___ EXTRACTED ENTRIES ___

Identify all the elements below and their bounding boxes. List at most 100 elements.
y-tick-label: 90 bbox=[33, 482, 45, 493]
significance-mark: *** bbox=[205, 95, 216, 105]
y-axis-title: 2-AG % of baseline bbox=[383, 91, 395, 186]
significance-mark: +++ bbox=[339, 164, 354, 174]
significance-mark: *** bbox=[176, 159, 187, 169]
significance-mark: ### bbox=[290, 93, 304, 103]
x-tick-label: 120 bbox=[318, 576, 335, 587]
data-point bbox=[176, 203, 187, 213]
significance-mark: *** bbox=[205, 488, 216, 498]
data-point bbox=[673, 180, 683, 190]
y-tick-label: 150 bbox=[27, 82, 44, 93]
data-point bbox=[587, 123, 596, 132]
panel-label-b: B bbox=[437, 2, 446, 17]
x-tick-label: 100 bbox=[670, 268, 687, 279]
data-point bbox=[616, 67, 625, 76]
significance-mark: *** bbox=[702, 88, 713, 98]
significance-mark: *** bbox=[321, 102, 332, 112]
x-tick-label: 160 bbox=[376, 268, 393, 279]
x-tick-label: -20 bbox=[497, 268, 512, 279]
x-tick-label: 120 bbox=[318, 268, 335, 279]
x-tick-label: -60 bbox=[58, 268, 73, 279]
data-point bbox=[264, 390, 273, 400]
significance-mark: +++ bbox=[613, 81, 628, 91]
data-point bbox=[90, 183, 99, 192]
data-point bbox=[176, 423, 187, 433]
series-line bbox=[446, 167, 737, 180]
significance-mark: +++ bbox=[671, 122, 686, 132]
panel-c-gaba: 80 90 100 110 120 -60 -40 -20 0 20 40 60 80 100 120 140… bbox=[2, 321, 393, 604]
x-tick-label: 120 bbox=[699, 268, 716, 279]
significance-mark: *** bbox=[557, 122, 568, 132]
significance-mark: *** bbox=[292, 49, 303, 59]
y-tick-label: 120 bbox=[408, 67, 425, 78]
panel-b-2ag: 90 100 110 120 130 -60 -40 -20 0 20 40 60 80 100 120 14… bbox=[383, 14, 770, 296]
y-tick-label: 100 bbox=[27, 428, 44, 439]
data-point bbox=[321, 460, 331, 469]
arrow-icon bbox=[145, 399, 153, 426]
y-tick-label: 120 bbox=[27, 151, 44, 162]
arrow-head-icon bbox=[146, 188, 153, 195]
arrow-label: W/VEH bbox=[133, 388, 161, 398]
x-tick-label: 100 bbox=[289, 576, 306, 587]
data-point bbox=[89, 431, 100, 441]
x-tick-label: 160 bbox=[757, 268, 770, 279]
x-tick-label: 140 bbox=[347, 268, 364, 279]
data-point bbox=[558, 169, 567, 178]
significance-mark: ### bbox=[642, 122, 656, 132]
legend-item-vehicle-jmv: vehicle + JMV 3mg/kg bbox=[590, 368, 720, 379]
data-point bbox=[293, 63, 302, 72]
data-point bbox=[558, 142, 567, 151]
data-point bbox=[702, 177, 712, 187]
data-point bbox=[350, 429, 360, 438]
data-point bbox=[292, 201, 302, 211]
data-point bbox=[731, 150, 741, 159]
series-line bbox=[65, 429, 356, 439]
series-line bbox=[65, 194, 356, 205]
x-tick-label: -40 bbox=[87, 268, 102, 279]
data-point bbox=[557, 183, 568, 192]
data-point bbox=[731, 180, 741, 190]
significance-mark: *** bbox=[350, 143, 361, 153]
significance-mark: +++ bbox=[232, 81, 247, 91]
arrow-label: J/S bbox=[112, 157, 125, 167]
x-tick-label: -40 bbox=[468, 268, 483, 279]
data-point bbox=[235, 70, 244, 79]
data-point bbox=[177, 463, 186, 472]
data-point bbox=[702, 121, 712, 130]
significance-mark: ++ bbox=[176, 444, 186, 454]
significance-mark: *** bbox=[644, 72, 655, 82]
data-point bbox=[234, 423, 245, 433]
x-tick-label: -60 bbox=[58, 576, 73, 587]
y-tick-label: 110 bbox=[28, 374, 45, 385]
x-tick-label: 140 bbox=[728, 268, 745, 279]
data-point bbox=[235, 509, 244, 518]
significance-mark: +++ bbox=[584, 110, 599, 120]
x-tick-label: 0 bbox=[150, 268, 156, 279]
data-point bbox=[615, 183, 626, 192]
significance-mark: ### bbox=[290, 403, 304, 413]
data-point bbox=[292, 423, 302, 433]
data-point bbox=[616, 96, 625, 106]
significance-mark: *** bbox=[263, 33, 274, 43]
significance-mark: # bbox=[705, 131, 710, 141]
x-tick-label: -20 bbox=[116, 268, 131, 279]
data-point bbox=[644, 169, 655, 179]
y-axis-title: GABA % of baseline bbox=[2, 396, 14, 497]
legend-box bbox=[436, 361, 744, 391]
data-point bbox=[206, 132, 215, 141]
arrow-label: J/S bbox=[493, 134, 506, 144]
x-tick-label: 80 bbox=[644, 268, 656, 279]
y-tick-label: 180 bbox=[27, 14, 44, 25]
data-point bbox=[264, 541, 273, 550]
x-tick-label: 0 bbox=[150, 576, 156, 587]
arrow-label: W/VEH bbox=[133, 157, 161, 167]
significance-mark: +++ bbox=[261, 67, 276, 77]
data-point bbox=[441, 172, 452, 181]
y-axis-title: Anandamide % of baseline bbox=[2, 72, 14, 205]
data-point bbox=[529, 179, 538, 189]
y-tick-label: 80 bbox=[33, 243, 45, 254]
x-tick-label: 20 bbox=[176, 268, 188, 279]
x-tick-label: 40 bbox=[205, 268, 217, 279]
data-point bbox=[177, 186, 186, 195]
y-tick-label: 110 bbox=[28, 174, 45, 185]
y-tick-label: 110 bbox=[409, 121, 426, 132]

___

**STATED GOAL**:
Return all of the lines above unchanged, character for character.

**OUTPUT**:
Identify all the elements below and their bounding boxes. List at most 100 elements.
y-tick-label: 90 bbox=[33, 482, 45, 493]
significance-mark: *** bbox=[205, 95, 216, 105]
y-axis-title: 2-AG % of baseline bbox=[383, 91, 395, 186]
significance-mark: +++ bbox=[339, 164, 354, 174]
significance-mark: *** bbox=[176, 159, 187, 169]
significance-mark: ### bbox=[290, 93, 304, 103]
x-tick-label: 120 bbox=[318, 576, 335, 587]
data-point bbox=[176, 203, 187, 213]
significance-mark: *** bbox=[205, 488, 216, 498]
data-point bbox=[673, 180, 683, 190]
y-tick-label: 150 bbox=[27, 82, 44, 93]
data-point bbox=[587, 123, 596, 132]
panel-label-b: B bbox=[437, 2, 446, 17]
x-tick-label: 100 bbox=[670, 268, 687, 279]
data-point bbox=[616, 67, 625, 76]
significance-mark: *** bbox=[702, 88, 713, 98]
significance-mark: *** bbox=[321, 102, 332, 112]
x-tick-label: 160 bbox=[376, 268, 393, 279]
x-tick-label: -20 bbox=[497, 268, 512, 279]
x-tick-label: 120 bbox=[318, 268, 335, 279]
x-tick-label: -60 bbox=[58, 268, 73, 279]
data-point bbox=[264, 390, 273, 400]
significance-mark: +++ bbox=[613, 81, 628, 91]
data-point bbox=[90, 183, 99, 192]
data-point bbox=[176, 423, 187, 433]
series-line bbox=[446, 167, 737, 180]
significance-mark: +++ bbox=[671, 122, 686, 132]
panel-c-gaba: 80 90 100 110 120 -60 -40 -20 0 20 40 60 80 100 120 140… bbox=[2, 321, 393, 604]
x-tick-label: 120 bbox=[699, 268, 716, 279]
significance-mark: *** bbox=[557, 122, 568, 132]
significance-mark: *** bbox=[292, 49, 303, 59]
y-tick-label: 120 bbox=[408, 67, 425, 78]
panel-b-2ag: 90 100 110 120 130 -60 -40 -20 0 20 40 60 80 100 120 14… bbox=[383, 14, 770, 296]
y-tick-label: 100 bbox=[27, 428, 44, 439]
data-point bbox=[321, 460, 331, 469]
arrow-icon bbox=[145, 399, 153, 426]
y-tick-label: 120 bbox=[27, 151, 44, 162]
arrow-head-icon bbox=[146, 188, 153, 195]
arrow-label: W/VEH bbox=[133, 388, 161, 398]
x-tick-label: 100 bbox=[289, 576, 306, 587]
data-point bbox=[89, 431, 100, 441]
x-tick-label: 160 bbox=[757, 268, 770, 279]
x-tick-label: 140 bbox=[347, 268, 364, 279]
data-point bbox=[558, 169, 567, 178]
significance-mark: ### bbox=[642, 122, 656, 132]
legend-item-vehicle-jmv: vehicle + JMV 3mg/kg bbox=[590, 368, 720, 379]
data-point bbox=[293, 63, 302, 72]
data-point bbox=[558, 142, 567, 151]
data-point bbox=[702, 177, 712, 187]
data-point bbox=[350, 429, 360, 438]
data-point bbox=[292, 201, 302, 211]
data-point bbox=[731, 150, 741, 159]
series-line bbox=[65, 429, 356, 439]
series-line bbox=[65, 194, 356, 205]
x-tick-label: -40 bbox=[87, 268, 102, 279]
data-point bbox=[557, 183, 568, 192]
data-point bbox=[731, 180, 741, 190]
significance-mark: *** bbox=[350, 143, 361, 153]
significance-mark: +++ bbox=[232, 81, 247, 91]
arrow-label: J/S bbox=[112, 157, 125, 167]
x-tick-label: -40 bbox=[468, 268, 483, 279]
data-point bbox=[235, 70, 244, 79]
data-point bbox=[177, 463, 186, 472]
data-point bbox=[702, 121, 712, 130]
significance-mark: ++ bbox=[176, 444, 186, 454]
significance-mark: *** bbox=[644, 72, 655, 82]
data-point bbox=[234, 423, 245, 433]
x-tick-label: -60 bbox=[58, 576, 73, 587]
y-tick-label: 110 bbox=[28, 374, 45, 385]
x-tick-label: 140 bbox=[728, 268, 745, 279]
data-point bbox=[235, 509, 244, 518]
significance-mark: +++ bbox=[584, 110, 599, 120]
x-tick-label: 0 bbox=[150, 268, 156, 279]
data-point bbox=[615, 183, 626, 192]
significance-mark: ### bbox=[290, 403, 304, 413]
data-point bbox=[292, 423, 302, 433]
data-point bbox=[616, 96, 625, 106]
significance-mark: *** bbox=[263, 33, 274, 43]
significance-mark: # bbox=[705, 131, 710, 141]
x-tick-label: -20 bbox=[116, 268, 131, 279]
data-point bbox=[644, 169, 655, 179]
y-axis-title: GABA % of baseline bbox=[2, 396, 14, 497]
legend-box bbox=[436, 361, 744, 391]
data-point bbox=[206, 132, 215, 141]
arrow-label: J/S bbox=[493, 134, 506, 144]
x-tick-label: 80 bbox=[644, 268, 656, 279]
y-tick-label: 180 bbox=[27, 14, 44, 25]
data-point bbox=[264, 541, 273, 550]
x-tick-label: 0 bbox=[150, 576, 156, 587]
arrow-label: W/VEH bbox=[133, 157, 161, 167]
significance-mark: +++ bbox=[261, 67, 276, 77]
data-point bbox=[441, 172, 452, 181]
y-axis-title: Anandamide % of baseline bbox=[2, 72, 14, 205]
data-point bbox=[529, 179, 538, 189]
y-tick-label: 80 bbox=[33, 243, 45, 254]
x-tick-label: 20 bbox=[176, 268, 188, 279]
x-tick-label: 40 bbox=[205, 268, 217, 279]
data-point bbox=[177, 186, 186, 195]
y-tick-label: 110 bbox=[28, 174, 45, 185]
y-tick-label: 110 bbox=[409, 121, 426, 132]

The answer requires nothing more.